• Written task
Rewrite the data below, swapping every "elements" for "items" and keeping everything else the same. Leave the pictures out of your answer.

• Stored records
-- Start --
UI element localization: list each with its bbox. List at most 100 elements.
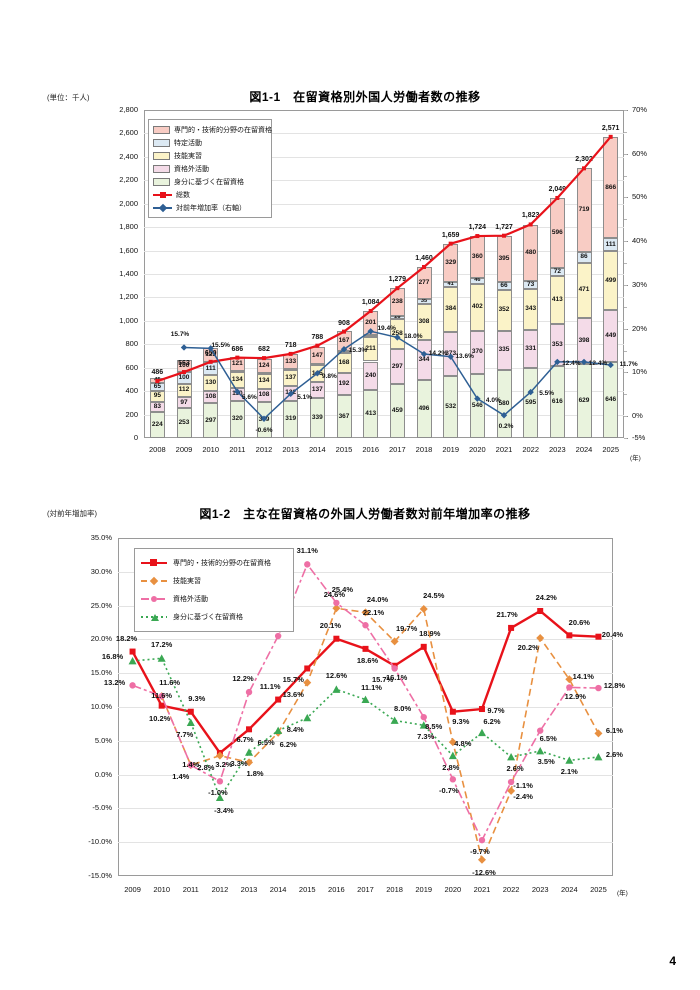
fig2-point-label: 9.3% — [452, 716, 470, 726]
fig1-bar-value: 370 — [471, 348, 483, 356]
fig1-gridline — [144, 320, 624, 322]
fig2-legend-item: 専門的・技術的分野の在留資格 — [141, 554, 287, 572]
fig1-bar-segment — [389, 384, 405, 438]
fig1-bar-value: 253 — [178, 419, 190, 427]
fig1-bar-value: 449 — [605, 332, 617, 340]
fig2-point-label: 17.2% — [151, 640, 173, 650]
fig1-y-tick: 1,000 — [119, 315, 138, 325]
fig2-point-label: 3.3% — [230, 759, 248, 769]
fig1-bar-value: 471 — [578, 286, 590, 294]
fig1-total-value: 563 — [178, 360, 190, 368]
fig1-y-tick: 1,600 — [119, 245, 138, 255]
fig1-bar-value: 499 — [605, 276, 617, 284]
fig1-bar-segment — [176, 408, 192, 438]
fig1-bar-segment — [496, 330, 512, 371]
fig1-x-tick: 2008 — [148, 445, 166, 454]
fig1-bar-segment — [416, 339, 432, 380]
fig1-legend-item: 総数 — [153, 188, 266, 201]
fig2-x-tick: 2015 — [298, 885, 316, 894]
fig2-point-label: 11.1% — [259, 681, 281, 691]
fig2-y-tick: 20.0% — [90, 634, 112, 644]
fig1-bar-value: 352 — [498, 306, 510, 314]
fig2-chart: 35.0% 30.0% 25.0% 20.0% 15.0% 10.0% 5.0% 0.0% -5… — [0, 500, 700, 920]
fig2-y-tick: 35.0% — [90, 533, 112, 542]
fig1-y2-tick: 60% — [632, 148, 648, 158]
fig1-y2-tick: 10% — [632, 367, 648, 377]
fig2-point-label: -2.4% — [513, 791, 533, 801]
fig1-bar-segment — [229, 371, 245, 374]
fig1-total-value: 1,659 — [441, 231, 460, 239]
fig1-bar-value: 86 — [580, 253, 588, 261]
fig1-bar-value: 297 — [391, 362, 403, 370]
fig1-bar-segment — [203, 403, 219, 438]
fig1-bar-value: 339 — [311, 414, 323, 422]
fig2-point-label: 18.2% — [115, 633, 138, 643]
fig2-legend-item: 技能実習 — [141, 572, 287, 590]
fig1-legend-label: 身分に基づく在留資格 — [174, 178, 244, 186]
fig1-y2-tick: 20% — [632, 323, 648, 333]
fig1-legend-item: 資格外活動 — [153, 162, 266, 175]
fig1-bar-value: 646 — [605, 396, 617, 404]
legend-marker-square — [150, 559, 157, 566]
fig1-x-tick: 2011 — [229, 445, 246, 454]
fig1-bar-value: 134 — [258, 377, 270, 385]
fig2-point-label: 6.5% — [257, 737, 275, 747]
fig1-bar-value: 373 — [445, 349, 457, 357]
fig1-bar-value: 66 — [500, 281, 508, 289]
fig1-y2-minor-tick — [624, 131, 627, 133]
fig1-x-tick: 2020 — [468, 445, 486, 454]
fig2-point-label: 24.2% — [535, 593, 557, 602]
fig1-y-tick: 2,400 — [119, 151, 138, 161]
fig1-gridline — [144, 180, 624, 182]
fig1-bar-value: 496 — [418, 404, 430, 412]
fig1-bar-value: 168 — [338, 358, 350, 366]
fig2-point-label: -1.1% — [513, 781, 533, 791]
fig1-bar-value: 134 — [231, 375, 243, 383]
fig1-bar-value: 137 — [311, 386, 323, 394]
fig1-bar-value: 72 — [553, 267, 561, 275]
fig1-x-tick: 2019 — [442, 445, 459, 454]
fig1-bar-segment — [496, 370, 512, 438]
fig2-legend-label: 専門的・技術的分野の在留資格 — [173, 560, 271, 567]
fig1-rate-label: 15.7% — [170, 331, 190, 339]
fig2-point-label: -12.6% — [472, 867, 496, 877]
fig2-point-label: 1.8% — [246, 769, 264, 779]
fig1-total-value: 650 — [204, 349, 217, 357]
fig1-bar-value: 367 — [338, 412, 350, 420]
fig1-rate-label: -0.6% — [255, 426, 273, 434]
fig2-point-label: 20.6% — [568, 618, 590, 628]
fig1-y-tick: 1,400 — [119, 269, 138, 278]
fig1-x-tick: 2015 — [335, 445, 353, 454]
fig1-total-value: 1,727 — [495, 223, 513, 231]
fig2-gridline — [118, 842, 613, 844]
fig2-point-label: 9.3% — [188, 693, 206, 703]
fig1-bar-value: 111 — [605, 240, 616, 248]
fig1-bar-segment — [416, 299, 432, 304]
fig2-y-tick: 30.0% — [90, 566, 112, 576]
fig1-bar-value: 100 — [178, 374, 190, 382]
fig1-bar-value: 277 — [418, 279, 430, 287]
fig1-y2-minor-tick — [624, 175, 627, 177]
fig1-bar-value: 26 — [394, 314, 401, 321]
fig1-bar-value: 343 — [525, 305, 537, 313]
fig1-legend-item: 特定活動 — [153, 136, 266, 149]
fig1-total-value: 686 — [231, 345, 244, 353]
fig2-y-tick: 15.0% — [90, 668, 112, 678]
legend-swatch-icon — [153, 177, 170, 186]
fig2-point-label: 1.4% — [182, 760, 200, 770]
fig2-x-tick: 2012 — [211, 885, 229, 894]
fig2-legend-label: 技能実習 — [173, 578, 201, 585]
fig1-rate-label: 5.5% — [539, 390, 555, 398]
fig2-point-label: -9.7% — [470, 847, 490, 857]
fig1-chart: 2,800 2,600 2,400 2,200 2,000 1,800 1,600 1,400… — [0, 0, 700, 485]
fig1-bar-segment — [256, 373, 272, 376]
fig2-point-label: 8.5% — [425, 722, 443, 732]
fig1-bar-value: 65 — [153, 383, 161, 391]
fig1-bar-value: 147 — [311, 351, 323, 359]
fig1-legend-label: 技能実習 — [174, 152, 202, 160]
fig1-y2-tick: 40% — [632, 236, 648, 246]
fig1-bar-value: 532 — [445, 402, 457, 410]
fig2-x-tick: 2023 — [531, 885, 549, 894]
fig1-y2-minor-tick — [624, 284, 627, 286]
fig1-bar-value: 413 — [365, 409, 377, 417]
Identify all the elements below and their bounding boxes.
-- End --
• Written response
UI element localization: list each with its bbox. List at most 100 items.
fig2-point-label: 9.3% — [452, 716, 470, 726]
fig1-bar-value: 370 — [471, 348, 483, 356]
fig1-gridline — [144, 320, 624, 322]
fig2-legend-item: 専門的・技術的分野の在留資格 — [141, 554, 287, 572]
fig1-bar-segment — [389, 384, 405, 438]
fig1-bar-value: 253 — [178, 419, 190, 427]
fig1-bar-value: 449 — [605, 332, 617, 340]
fig2-point-label: 17.2% — [151, 640, 173, 650]
fig1-y-tick: 1,000 — [119, 315, 138, 325]
fig2-point-label: 3.3% — [230, 759, 248, 769]
fig1-bar-value: 471 — [578, 286, 590, 294]
fig1-total-value: 563 — [178, 360, 190, 368]
fig1-y-tick: 1,600 — [119, 245, 138, 255]
fig1-bar-value: 499 — [605, 276, 617, 284]
fig1-bar-segment — [176, 408, 192, 438]
fig1-bar-segment — [496, 330, 512, 371]
fig1-x-tick: 2008 — [148, 445, 166, 454]
fig1-bar-segment — [416, 339, 432, 380]
fig1-legend-item: 総数 — [153, 188, 266, 201]
fig2-x-tick: 2015 — [298, 885, 316, 894]
fig2-point-label: 11.1% — [259, 681, 281, 691]
fig2-y-tick: 20.0% — [90, 634, 112, 644]
fig1-bar-value: 352 — [498, 306, 510, 314]
fig2-chart: 35.0% 30.0% 25.0% 20.0% 15.0% 10.0% 5.0% 0.0% -5… — [0, 500, 700, 920]
fig2-y-tick: 35.0% — [90, 533, 112, 542]
fig1-y2-tick: 60% — [632, 148, 648, 158]
fig1-y2-tick: 10% — [632, 367, 648, 377]
fig2-point-label: -2.4% — [513, 791, 533, 801]
fig1-bar-segment — [229, 371, 245, 374]
fig1-total-value: 1,659 — [441, 231, 460, 239]
fig1-bar-value: 86 — [580, 253, 588, 261]
fig1-bar-value: 297 — [391, 362, 403, 370]
fig1-bar-segment — [203, 403, 219, 438]
fig1-bar-value: 339 — [311, 414, 323, 422]
fig2-point-label: 18.2% — [115, 633, 138, 643]
fig2-legend-item: 技能実習 — [141, 572, 287, 590]
fig1-legend-label: 身分に基づく在留資格 — [174, 178, 244, 186]
fig1-y2-tick: 20% — [632, 323, 648, 333]
fig1-legend-item: 資格外活動 — [153, 162, 266, 175]
fig1-bar-value: 646 — [605, 396, 617, 404]
legend-marker-square — [150, 559, 157, 566]
fig1-x-tick: 2011 — [229, 445, 246, 454]
fig1-bar-value: 134 — [258, 377, 270, 385]
fig2-point-label: 6.5% — [257, 737, 275, 747]
fig1-bar-value: 373 — [445, 349, 457, 357]
fig1-bar-value: 66 — [500, 281, 508, 289]
fig1-y2-minor-tick — [624, 131, 627, 133]
fig1-x-tick: 2020 — [468, 445, 486, 454]
fig2-point-label: 24.2% — [535, 593, 557, 602]
fig1-y-tick: 2,400 — [119, 151, 138, 161]
fig1-gridline — [144, 180, 624, 182]
fig1-bar-value: 496 — [418, 404, 430, 412]
fig1-bar-value: 168 — [338, 358, 350, 366]
fig2-point-label: -1.1% — [513, 781, 533, 791]
fig1-bar-value: 134 — [231, 375, 243, 383]
fig1-bar-value: 137 — [311, 386, 323, 394]
fig1-bar-value: 72 — [553, 267, 561, 275]
fig1-x-tick: 2019 — [442, 445, 459, 454]
fig1-bar-segment — [496, 370, 512, 438]
fig2-legend-label: 専門的・技術的分野の在留資格 — [173, 560, 271, 567]
fig1-rate-label: 15.7% — [170, 331, 190, 339]
fig2-point-label: -12.6% — [472, 867, 496, 877]
fig2-point-label: 1.8% — [246, 769, 264, 779]
fig1-total-value: 650 — [204, 349, 217, 357]
fig1-bar-value: 367 — [338, 412, 350, 420]
fig1-rate-label: -0.6% — [255, 426, 273, 434]
fig2-point-label: 20.6% — [568, 618, 590, 628]
fig1-y-tick: 1,400 — [119, 269, 138, 278]
fig1-x-tick: 2015 — [335, 445, 353, 454]
fig1-total-value: 1,727 — [495, 223, 513, 231]
fig2-gridline — [118, 842, 613, 844]
fig2-point-label: 9.3% — [188, 693, 206, 703]
fig1-bar-value: 111 — [605, 240, 616, 248]
fig1-bar-segment — [416, 299, 432, 304]
fig2-y-tick: 30.0% — [90, 566, 112, 576]
fig1-bar-value: 100 — [178, 374, 190, 382]
fig1-bar-value: 277 — [418, 279, 430, 287]
fig1-y2-minor-tick — [624, 175, 627, 177]
fig1-bar-value: 26 — [394, 314, 401, 321]
fig1-bar-value: 343 — [525, 305, 537, 313]
fig1-legend-item: 特定活動 — [153, 136, 266, 149]
fig1-total-value: 686 — [231, 345, 244, 353]
fig2-y-tick: 15.0% — [90, 668, 112, 678]
legend-swatch-icon — [153, 177, 170, 186]
fig2-point-label: 1.4% — [182, 760, 200, 770]
fig2-x-tick: 2012 — [211, 885, 229, 894]
fig2-legend-label: 技能実習 — [173, 578, 201, 585]
fig1-rate-label: 5.5% — [539, 390, 555, 398]
fig2-point-label: -9.7% — [470, 847, 490, 857]
fig1-chart: 2,800 2,600 2,400 2,200 2,000 1,800 1,600 1,400… — [0, 0, 700, 485]
fig1-bar-segment — [256, 373, 272, 376]
fig2-point-label: 8.5% — [425, 722, 443, 732]
fig1-bar-value: 65 — [153, 383, 161, 391]
fig1-bar-value: 147 — [311, 351, 323, 359]
fig1-legend-label: 技能実習 — [174, 152, 202, 160]
fig1-y2-tick: 40% — [632, 236, 648, 246]
fig1-bar-value: 532 — [445, 402, 457, 410]
fig2-x-tick: 2023 — [531, 885, 549, 894]
fig1-y2-minor-tick — [624, 284, 627, 286]
fig1-bar-value: 413 — [365, 409, 377, 417]
Identify all the items below and their bounding boxes.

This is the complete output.